Data for the task =

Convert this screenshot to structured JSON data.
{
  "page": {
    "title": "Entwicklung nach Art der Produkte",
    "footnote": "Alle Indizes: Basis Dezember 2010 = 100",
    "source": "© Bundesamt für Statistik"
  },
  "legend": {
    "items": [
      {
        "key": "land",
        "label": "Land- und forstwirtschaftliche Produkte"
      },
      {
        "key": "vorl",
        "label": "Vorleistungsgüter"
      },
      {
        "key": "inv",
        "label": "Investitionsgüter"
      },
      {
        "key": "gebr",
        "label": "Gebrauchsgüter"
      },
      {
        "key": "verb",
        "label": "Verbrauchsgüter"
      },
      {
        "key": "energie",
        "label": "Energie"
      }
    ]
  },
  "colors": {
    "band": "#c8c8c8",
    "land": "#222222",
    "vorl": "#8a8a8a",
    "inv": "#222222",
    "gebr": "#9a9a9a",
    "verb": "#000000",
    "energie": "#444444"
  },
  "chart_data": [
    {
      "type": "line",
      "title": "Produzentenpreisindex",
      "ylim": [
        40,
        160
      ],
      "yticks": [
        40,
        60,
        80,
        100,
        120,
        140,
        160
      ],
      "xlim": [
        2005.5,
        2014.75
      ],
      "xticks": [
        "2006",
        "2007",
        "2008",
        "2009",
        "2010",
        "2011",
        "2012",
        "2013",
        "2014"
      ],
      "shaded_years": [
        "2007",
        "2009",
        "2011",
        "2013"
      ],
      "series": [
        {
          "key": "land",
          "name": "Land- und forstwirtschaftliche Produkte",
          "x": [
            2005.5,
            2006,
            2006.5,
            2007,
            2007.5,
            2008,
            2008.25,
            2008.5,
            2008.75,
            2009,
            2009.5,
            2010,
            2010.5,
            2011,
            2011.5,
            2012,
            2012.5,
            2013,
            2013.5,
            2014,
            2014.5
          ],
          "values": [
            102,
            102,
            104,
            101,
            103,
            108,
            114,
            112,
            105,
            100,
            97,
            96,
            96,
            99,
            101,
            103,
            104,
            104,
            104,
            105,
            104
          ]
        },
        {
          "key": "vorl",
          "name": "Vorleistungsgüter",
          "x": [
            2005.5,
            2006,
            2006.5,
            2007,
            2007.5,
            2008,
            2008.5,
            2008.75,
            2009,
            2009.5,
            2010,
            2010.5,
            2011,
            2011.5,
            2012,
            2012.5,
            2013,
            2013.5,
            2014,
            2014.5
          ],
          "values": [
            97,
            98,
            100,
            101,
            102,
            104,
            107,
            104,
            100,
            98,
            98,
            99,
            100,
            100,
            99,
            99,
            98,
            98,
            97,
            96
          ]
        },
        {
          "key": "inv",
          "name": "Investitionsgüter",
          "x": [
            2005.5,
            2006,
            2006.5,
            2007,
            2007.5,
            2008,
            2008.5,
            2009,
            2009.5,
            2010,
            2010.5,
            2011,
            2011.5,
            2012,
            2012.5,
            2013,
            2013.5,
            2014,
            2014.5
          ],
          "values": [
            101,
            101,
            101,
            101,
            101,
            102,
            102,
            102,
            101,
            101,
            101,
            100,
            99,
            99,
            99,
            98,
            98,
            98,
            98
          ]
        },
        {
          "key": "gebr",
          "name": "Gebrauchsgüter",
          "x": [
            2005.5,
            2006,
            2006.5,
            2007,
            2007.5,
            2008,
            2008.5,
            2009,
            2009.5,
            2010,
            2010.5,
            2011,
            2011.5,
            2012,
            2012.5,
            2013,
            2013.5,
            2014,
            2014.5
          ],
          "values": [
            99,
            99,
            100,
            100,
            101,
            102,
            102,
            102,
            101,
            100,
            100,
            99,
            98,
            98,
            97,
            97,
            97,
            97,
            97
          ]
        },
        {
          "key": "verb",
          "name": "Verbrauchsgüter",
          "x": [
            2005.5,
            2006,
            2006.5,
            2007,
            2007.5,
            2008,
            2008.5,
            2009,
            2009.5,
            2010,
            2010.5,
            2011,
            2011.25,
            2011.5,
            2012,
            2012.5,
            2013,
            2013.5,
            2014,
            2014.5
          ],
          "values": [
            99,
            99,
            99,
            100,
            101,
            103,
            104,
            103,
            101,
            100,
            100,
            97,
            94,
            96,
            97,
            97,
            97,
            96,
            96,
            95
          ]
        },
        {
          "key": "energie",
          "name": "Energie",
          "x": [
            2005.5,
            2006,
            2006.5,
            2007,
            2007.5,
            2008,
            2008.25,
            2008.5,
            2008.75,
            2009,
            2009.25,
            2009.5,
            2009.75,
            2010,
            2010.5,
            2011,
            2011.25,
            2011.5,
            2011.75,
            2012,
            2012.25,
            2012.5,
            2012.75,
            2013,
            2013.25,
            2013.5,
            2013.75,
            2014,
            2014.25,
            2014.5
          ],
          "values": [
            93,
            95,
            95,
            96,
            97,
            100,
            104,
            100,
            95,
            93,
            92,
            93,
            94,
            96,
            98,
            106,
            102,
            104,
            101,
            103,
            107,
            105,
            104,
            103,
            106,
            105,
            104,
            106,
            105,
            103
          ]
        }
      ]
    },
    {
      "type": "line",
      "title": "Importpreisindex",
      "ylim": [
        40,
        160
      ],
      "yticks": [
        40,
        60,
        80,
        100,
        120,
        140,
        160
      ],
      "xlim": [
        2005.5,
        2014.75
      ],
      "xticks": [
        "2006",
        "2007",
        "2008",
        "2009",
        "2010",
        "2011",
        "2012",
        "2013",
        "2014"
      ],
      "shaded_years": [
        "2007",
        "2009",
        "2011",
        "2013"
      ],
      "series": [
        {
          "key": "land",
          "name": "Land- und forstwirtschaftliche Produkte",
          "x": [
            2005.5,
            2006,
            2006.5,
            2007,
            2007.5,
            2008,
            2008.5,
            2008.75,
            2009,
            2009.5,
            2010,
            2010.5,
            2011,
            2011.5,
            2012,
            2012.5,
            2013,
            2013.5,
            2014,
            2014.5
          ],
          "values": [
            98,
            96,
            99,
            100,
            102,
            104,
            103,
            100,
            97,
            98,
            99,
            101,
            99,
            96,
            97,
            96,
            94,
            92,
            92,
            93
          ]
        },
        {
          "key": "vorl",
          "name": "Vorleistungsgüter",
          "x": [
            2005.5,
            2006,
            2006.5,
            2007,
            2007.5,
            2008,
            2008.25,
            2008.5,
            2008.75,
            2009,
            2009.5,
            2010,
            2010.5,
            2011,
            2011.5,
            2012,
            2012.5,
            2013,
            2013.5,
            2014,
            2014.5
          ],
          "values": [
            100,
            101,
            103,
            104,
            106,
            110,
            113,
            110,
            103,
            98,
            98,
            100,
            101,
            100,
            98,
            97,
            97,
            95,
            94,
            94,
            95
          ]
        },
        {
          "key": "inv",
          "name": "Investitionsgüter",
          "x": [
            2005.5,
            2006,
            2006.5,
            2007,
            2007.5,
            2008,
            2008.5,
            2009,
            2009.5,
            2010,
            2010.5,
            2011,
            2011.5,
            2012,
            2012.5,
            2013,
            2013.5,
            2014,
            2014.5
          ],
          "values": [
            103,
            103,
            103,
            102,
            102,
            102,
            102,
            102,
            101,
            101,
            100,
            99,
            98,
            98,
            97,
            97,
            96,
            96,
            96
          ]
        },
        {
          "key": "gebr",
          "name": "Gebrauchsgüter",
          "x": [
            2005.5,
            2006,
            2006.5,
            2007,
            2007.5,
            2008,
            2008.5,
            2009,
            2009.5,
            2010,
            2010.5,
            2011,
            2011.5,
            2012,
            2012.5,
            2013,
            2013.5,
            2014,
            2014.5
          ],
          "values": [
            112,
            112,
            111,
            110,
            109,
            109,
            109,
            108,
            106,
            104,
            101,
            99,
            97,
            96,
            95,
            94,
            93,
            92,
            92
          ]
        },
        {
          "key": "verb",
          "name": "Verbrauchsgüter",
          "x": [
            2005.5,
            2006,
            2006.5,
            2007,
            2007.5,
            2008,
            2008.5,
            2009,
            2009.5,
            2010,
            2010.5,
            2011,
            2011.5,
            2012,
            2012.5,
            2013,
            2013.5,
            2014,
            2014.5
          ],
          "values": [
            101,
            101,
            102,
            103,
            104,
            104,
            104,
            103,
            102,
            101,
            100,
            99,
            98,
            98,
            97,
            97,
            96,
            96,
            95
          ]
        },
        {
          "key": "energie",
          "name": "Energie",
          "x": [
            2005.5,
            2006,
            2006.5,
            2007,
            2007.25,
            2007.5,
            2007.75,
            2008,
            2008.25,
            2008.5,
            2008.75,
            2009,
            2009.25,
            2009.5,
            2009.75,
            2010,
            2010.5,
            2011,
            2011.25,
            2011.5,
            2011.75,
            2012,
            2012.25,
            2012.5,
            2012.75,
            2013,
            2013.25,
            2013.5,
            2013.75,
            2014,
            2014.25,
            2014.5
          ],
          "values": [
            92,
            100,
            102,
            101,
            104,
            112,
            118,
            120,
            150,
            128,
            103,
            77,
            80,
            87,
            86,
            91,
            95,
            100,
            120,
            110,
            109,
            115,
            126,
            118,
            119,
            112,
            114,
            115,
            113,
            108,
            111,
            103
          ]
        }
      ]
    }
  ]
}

Stated goal =
Collect the lines of the data that carry the word "Produkte".

Task solution =
    "title": "Entwicklung nach Art der Produkte",
        "label": "Land- und forstwirtschaftliche Produkte"
          "name": "Land- und forstwirtschaftliche Produkte",
          "name": "Land- und forstwirtschaftliche Produkte",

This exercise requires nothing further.